====== RECORDS TO PROCESS ======
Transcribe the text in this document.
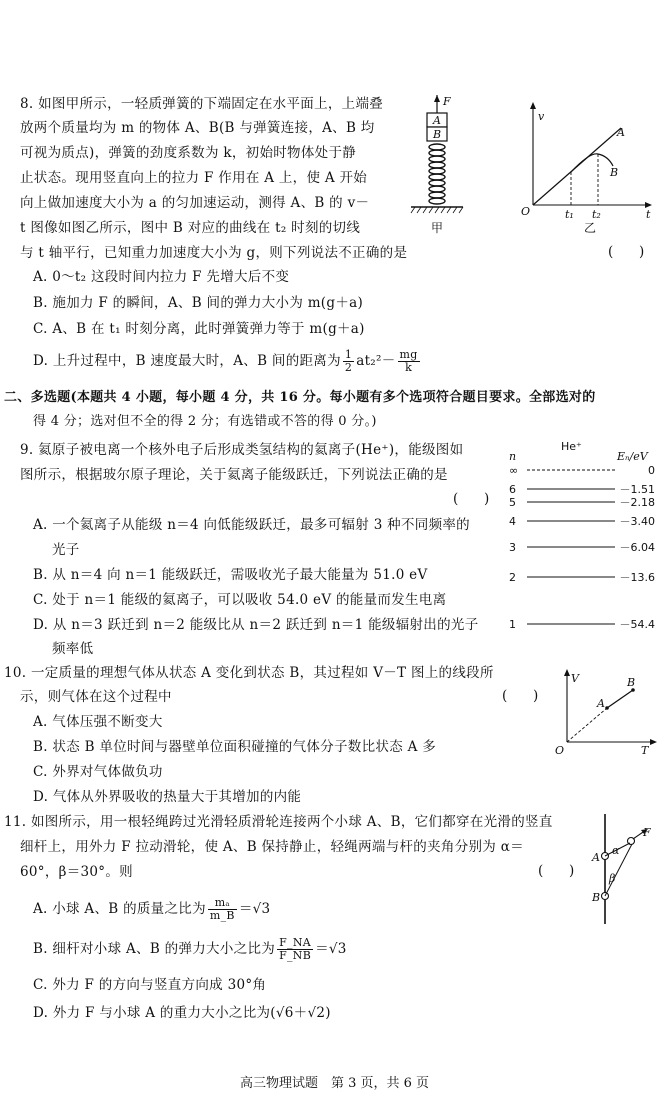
8. 如图甲所示，一轻质弹簧的下端固定在水平面上，上端叠
放两个质量均为 m 的物体 A、B(B 与弹簧连接，A、B 均
可视为质点)，弹簧的劲度系数为 k，初始时物体处于静
止状态。现用竖直向上的拉力 F 作用在 A 上，使 A 开始
向上做加速度大小为 a 的匀加速运动，测得 A、B 的 v－
t 图像如图乙所示，图中 B 对应的曲线在 t₂ 时刻的切线
与 t 轴平行，已知重力加速度大小为 g，则下列说法不正确的是	(      )
A. 0～t₂ 这段时间内拉力 F 先增大后不变
B. 施加力 F 的瞬间，A、B 间的弹力大小为 m(g＋a)
C. A、B 在 t₁ 时刻分离，此时弹簧弹力等于 m(g＋a)
D. 上升过程中，B 速度最大时，A、B 间的距离为 $\frac{1}{2} at_2^2- \frac{mg}{k}$
F
A
B
甲
v
O	t
A
B
t₁ t₂
乙
二、多选题(本题共 4 小题，每小题 4 分，共 16 分。每小题有多个选项符合题目要求。全部选对的
得 4 分；选对但不全的得 2 分；有选错或不答的得 0 分。)
9. 氦原子被电离一个核外电子后形成类氢结构的氦离子(He⁺)，能级图如
图所示，根据玻尔原子理论，关于氦离子能级跃迁，下列说法正确的是
(      )
A. 一个氦离子从能级 n＝4 向低能级跃迁，最多可辐射 3 种不同频率的
光子
B. 从 n＝4 向 n＝1 能级跃迁，需吸收光子最大能量为 51.0 eV
C. 处于 n＝1 能级的氦离子，可以吸收 54.0 eV 的能量而发生电离
D. 从 n＝3 跃迁到 n＝2 能级比从 n＝2 跃迁到 n＝1 能级辐射出的光子
频率低
n
He⁺
Eₙ/eV
∞	0
6	－1.51
5	－2.18
4	－3.40
3	－6.04
2	－13.6
1	－54.4
10. 一定质量的理想气体从状态 A 变化到状态 B，其过程如 V－T 图上的线段所
示，则气体在这个过程中	(      )
A. 气体压强不断变大
B. 状态 B 单位时间与器壁单位面积碰撞的气体分子数比状态 A 多
C. 外界对气体做负功
D. 气体从外界吸收的热量大于其增加的内能
V
O	T
A
B
11. 如图所示，用一根轻绳跨过光滑轻质滑轮连接两个小球 A、B，它们都穿在光滑的竖直
细杆上，用外力 F 拉动滑轮，使 A、B 保持静止，轻绳两端与杆的夹角分别为 α＝
60°，β＝30°。则	(      )
A. 小球 A、B 的质量之比为 $\frac{\text{mₐ}}{m\_B} =√3$
B. 细杆对小球 A、B 的弹力大小之比为 $\frac{F\_NA}{F\_NB} =√3$
C. 外力 F 的方向与竖直方向成 30°角
D. 外力 F 与小球 A 的重力大小之比为(√6＋√2)
F
A
B
α
β
高三物理试题　第 3 页，共 6 页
======
EXERCISE REQUIREMENTS
All of the data above should be quoted exactly, except for the pictures.

COMPLETED TASK
Transcribe the text in this document.
8. 如图甲所示，一轻质弹簧的下端固定在水平面上，上端叠
放两个质量均为 m 的物体 A、B(B 与弹簧连接，A、B 均
可视为质点)，弹簧的劲度系数为 k，初始时物体处于静
止状态。现用竖直向上的拉力 F 作用在 A 上，使 A 开始
向上做加速度大小为 a 的匀加速运动，测得 A、B 的 v－
t 图像如图乙所示，图中 B 对应的曲线在 t₂ 时刻的切线
与 t 轴平行，已知重力加速度大小为 g，则下列说法不正确的是	(      )
A. 0～t₂ 这段时间内拉力 F 先增大后不变
B. 施加力 F 的瞬间，A、B 间的弹力大小为 m(g＋a)
C. A、B 在 t₁ 时刻分离，此时弹簧弹力等于 m(g＋a)
D. 上升过程中，B 速度最大时，A、B 间的距离为 $\frac{1}{2} at_2^2- \frac{mg}{k}$
F
A
B
甲
v
O	t
A
B
t₁ t₂
乙
二、多选题(本题共 4 小题，每小题 4 分，共 16 分。每小题有多个选项符合题目要求。全部选对的
得 4 分；选对但不全的得 2 分；有选错或不答的得 0 分。)
9. 氦原子被电离一个核外电子后形成类氢结构的氦离子(He⁺)，能级图如
图所示，根据玻尔原子理论，关于氦离子能级跃迁，下列说法正确的是
(      )
A. 一个氦离子从能级 n＝4 向低能级跃迁，最多可辐射 3 种不同频率的
光子
B. 从 n＝4 向 n＝1 能级跃迁，需吸收光子最大能量为 51.0 eV
C. 处于 n＝1 能级的氦离子，可以吸收 54.0 eV 的能量而发生电离
D. 从 n＝3 跃迁到 n＝2 能级比从 n＝2 跃迁到 n＝1 能级辐射出的光子
频率低
n
He⁺
Eₙ/eV
∞	0
6	－1.51
5	－2.18
4	－3.40
3	－6.04
2	－13.6
1	－54.4
10. 一定质量的理想气体从状态 A 变化到状态 B，其过程如 V－T 图上的线段所
示，则气体在这个过程中	(      )
A. 气体压强不断变大
B. 状态 B 单位时间与器壁单位面积碰撞的气体分子数比状态 A 多
C. 外界对气体做负功
D. 气体从外界吸收的热量大于其增加的内能
V
O	T
A
B
11. 如图所示，用一根轻绳跨过光滑轻质滑轮连接两个小球 A、B，它们都穿在光滑的竖直
细杆上，用外力 F 拉动滑轮，使 A、B 保持静止，轻绳两端与杆的夹角分别为 α＝
60°，β＝30°。则	(      )
A. 小球 A、B 的质量之比为 $\frac{\text{mₐ}}{m\_B} =√3$
B. 细杆对小球 A、B 的弹力大小之比为 $\frac{F\_NA}{F\_NB} =√3$
C. 外力 F 的方向与竖直方向成 30°角
D. 外力 F 与小球 A 的重力大小之比为(√6＋√2)
F
A
B
α
β
高三物理试题　第 3 页，共 6 页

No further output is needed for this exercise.